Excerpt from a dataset
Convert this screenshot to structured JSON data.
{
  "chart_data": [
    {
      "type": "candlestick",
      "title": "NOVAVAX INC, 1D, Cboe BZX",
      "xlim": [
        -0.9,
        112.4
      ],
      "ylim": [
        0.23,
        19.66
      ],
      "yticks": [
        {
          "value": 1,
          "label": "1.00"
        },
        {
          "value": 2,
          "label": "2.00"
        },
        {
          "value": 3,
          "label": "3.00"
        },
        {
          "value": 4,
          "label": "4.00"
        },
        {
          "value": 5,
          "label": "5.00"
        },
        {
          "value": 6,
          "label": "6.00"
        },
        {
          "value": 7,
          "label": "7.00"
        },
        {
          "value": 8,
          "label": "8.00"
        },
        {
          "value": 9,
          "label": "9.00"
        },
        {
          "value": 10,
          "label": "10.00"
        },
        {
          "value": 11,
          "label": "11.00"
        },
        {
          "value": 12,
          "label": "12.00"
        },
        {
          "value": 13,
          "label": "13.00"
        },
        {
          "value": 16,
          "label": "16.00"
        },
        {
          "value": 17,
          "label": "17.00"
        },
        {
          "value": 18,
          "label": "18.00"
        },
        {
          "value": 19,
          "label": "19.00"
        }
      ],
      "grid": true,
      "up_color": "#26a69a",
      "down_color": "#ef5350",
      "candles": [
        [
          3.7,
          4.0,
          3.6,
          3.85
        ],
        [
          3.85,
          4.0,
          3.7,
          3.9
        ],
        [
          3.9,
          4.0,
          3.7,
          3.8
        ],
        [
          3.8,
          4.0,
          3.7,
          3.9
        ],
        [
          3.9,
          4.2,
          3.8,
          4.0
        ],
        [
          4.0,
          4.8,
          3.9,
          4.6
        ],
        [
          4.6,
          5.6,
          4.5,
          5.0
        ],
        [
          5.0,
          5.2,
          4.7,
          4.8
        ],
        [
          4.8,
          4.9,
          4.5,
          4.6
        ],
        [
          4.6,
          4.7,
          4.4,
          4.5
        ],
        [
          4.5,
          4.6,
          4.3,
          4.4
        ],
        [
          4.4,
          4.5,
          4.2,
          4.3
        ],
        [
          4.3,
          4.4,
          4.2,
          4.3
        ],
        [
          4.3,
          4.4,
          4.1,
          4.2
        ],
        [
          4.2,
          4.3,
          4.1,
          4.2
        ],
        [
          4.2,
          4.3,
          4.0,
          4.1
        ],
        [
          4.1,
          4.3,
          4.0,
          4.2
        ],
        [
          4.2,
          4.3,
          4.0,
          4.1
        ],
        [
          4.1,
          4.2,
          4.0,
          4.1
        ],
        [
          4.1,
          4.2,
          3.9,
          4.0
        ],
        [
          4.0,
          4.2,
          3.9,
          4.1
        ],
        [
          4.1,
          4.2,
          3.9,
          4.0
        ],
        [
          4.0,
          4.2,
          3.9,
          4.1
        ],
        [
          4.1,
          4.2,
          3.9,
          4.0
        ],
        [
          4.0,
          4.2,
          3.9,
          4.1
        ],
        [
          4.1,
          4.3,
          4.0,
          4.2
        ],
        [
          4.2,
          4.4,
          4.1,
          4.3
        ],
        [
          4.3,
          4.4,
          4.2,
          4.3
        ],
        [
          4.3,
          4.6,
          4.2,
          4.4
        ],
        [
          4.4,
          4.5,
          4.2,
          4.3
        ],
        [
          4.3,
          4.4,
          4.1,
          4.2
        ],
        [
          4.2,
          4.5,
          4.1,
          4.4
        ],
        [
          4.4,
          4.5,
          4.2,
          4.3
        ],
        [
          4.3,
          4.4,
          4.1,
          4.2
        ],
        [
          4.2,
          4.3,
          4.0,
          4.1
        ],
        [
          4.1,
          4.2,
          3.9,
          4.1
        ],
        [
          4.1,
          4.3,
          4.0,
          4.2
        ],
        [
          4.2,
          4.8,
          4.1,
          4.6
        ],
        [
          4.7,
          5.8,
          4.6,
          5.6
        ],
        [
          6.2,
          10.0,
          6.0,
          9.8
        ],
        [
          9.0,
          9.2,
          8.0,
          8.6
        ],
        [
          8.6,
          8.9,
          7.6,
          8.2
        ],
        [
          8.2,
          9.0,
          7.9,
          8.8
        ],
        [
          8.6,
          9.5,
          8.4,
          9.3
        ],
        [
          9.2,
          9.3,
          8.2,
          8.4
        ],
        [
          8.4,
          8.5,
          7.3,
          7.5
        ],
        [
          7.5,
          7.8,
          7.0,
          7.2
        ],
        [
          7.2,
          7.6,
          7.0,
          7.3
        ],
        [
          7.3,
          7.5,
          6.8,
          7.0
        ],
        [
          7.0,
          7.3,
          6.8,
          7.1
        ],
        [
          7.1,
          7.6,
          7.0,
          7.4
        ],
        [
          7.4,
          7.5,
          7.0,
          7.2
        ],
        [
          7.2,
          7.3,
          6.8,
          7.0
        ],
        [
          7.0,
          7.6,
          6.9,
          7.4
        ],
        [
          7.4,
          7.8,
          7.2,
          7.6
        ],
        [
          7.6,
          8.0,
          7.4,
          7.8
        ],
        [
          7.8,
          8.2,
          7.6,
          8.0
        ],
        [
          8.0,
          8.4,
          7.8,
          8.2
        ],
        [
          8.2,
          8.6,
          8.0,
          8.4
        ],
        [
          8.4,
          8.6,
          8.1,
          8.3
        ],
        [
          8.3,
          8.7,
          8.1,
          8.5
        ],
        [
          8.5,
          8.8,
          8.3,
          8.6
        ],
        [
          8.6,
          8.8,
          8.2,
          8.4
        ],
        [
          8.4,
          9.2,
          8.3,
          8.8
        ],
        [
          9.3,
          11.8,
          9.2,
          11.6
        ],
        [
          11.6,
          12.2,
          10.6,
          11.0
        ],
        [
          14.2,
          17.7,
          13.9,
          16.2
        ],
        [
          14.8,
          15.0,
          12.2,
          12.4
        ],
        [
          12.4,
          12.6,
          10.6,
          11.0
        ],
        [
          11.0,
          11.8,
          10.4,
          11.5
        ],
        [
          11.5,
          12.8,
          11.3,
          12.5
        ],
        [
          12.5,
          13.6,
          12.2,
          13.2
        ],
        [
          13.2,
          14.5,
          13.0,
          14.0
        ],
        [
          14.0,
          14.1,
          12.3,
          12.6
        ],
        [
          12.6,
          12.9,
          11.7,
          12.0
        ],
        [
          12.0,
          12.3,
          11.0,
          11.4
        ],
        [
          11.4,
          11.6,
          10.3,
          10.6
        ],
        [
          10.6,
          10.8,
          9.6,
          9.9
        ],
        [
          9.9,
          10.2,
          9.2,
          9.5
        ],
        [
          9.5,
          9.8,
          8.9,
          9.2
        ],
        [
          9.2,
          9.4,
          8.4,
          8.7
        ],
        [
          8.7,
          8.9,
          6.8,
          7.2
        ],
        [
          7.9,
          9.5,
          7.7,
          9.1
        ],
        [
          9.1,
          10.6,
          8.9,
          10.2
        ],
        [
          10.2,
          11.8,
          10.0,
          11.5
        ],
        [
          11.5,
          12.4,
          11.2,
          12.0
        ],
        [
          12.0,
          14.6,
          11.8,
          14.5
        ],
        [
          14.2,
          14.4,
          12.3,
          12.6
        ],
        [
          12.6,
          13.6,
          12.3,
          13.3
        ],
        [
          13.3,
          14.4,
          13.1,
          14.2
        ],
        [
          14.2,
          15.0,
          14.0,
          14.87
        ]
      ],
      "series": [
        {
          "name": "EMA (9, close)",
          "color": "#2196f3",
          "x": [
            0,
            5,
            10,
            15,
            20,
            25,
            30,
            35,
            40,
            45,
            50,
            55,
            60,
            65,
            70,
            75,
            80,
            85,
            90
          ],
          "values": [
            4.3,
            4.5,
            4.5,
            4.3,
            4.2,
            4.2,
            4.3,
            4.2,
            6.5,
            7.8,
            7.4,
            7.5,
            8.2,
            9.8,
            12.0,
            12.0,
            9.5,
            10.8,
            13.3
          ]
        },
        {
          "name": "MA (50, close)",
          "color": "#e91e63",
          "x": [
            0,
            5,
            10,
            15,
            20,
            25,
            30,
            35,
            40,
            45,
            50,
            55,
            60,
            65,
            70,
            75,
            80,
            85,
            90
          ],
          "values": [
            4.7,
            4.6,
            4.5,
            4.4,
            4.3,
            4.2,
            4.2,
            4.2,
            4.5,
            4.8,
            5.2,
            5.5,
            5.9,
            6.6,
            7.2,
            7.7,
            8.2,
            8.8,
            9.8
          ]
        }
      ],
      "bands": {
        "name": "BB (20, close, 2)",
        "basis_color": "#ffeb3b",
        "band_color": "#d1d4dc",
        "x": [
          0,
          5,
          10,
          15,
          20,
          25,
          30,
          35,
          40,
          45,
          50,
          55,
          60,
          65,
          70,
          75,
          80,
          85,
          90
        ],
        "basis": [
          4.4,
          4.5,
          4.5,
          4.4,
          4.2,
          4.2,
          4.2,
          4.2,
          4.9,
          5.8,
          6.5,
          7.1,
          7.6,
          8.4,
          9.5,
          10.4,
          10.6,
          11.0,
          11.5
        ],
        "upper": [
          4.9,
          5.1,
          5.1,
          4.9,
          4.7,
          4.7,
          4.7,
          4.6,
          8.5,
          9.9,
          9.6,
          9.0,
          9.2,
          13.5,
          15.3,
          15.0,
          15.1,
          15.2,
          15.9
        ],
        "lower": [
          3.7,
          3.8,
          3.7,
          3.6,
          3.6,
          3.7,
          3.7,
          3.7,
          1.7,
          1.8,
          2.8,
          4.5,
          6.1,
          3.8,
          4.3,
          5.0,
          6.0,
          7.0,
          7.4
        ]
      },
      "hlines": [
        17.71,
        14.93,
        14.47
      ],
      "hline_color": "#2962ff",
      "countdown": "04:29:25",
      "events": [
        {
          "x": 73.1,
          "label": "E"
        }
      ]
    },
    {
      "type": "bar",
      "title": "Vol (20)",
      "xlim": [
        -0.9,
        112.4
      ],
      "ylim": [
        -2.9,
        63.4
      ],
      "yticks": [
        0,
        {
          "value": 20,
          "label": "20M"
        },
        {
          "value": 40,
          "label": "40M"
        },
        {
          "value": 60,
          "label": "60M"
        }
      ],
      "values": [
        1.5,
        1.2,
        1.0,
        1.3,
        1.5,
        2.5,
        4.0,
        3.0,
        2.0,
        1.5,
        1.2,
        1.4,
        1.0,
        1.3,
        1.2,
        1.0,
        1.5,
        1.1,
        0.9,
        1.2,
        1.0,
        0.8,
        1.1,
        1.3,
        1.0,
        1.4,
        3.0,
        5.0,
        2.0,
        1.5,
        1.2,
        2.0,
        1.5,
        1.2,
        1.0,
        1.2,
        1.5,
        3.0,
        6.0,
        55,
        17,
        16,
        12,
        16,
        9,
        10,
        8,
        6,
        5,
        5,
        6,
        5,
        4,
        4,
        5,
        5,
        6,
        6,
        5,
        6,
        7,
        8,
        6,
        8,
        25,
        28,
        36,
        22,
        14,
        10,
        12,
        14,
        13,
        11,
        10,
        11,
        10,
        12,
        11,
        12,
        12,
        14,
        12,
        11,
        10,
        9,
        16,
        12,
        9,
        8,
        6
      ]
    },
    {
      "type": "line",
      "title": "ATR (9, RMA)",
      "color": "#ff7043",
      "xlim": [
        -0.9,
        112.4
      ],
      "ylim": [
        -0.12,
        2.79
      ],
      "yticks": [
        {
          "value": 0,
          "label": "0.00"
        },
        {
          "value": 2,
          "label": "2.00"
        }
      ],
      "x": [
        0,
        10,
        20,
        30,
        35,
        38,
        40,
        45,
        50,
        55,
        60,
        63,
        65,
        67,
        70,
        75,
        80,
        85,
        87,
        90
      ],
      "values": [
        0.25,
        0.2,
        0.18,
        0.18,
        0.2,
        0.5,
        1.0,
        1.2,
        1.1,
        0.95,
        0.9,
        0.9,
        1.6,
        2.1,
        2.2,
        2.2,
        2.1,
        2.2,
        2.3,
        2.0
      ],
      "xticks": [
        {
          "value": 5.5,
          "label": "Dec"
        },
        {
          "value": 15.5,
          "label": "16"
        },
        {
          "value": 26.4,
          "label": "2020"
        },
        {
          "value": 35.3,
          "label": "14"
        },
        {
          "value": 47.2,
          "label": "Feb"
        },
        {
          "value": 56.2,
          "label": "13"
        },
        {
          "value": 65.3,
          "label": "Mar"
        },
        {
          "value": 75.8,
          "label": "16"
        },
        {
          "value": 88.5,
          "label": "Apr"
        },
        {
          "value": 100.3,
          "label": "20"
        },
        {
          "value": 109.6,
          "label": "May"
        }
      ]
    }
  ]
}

◆ What you will do
Copy every line of the listing where the word "type" appears.

◆ Result
      "type": "candlestick",
      "type": "bar",
      "type": "line",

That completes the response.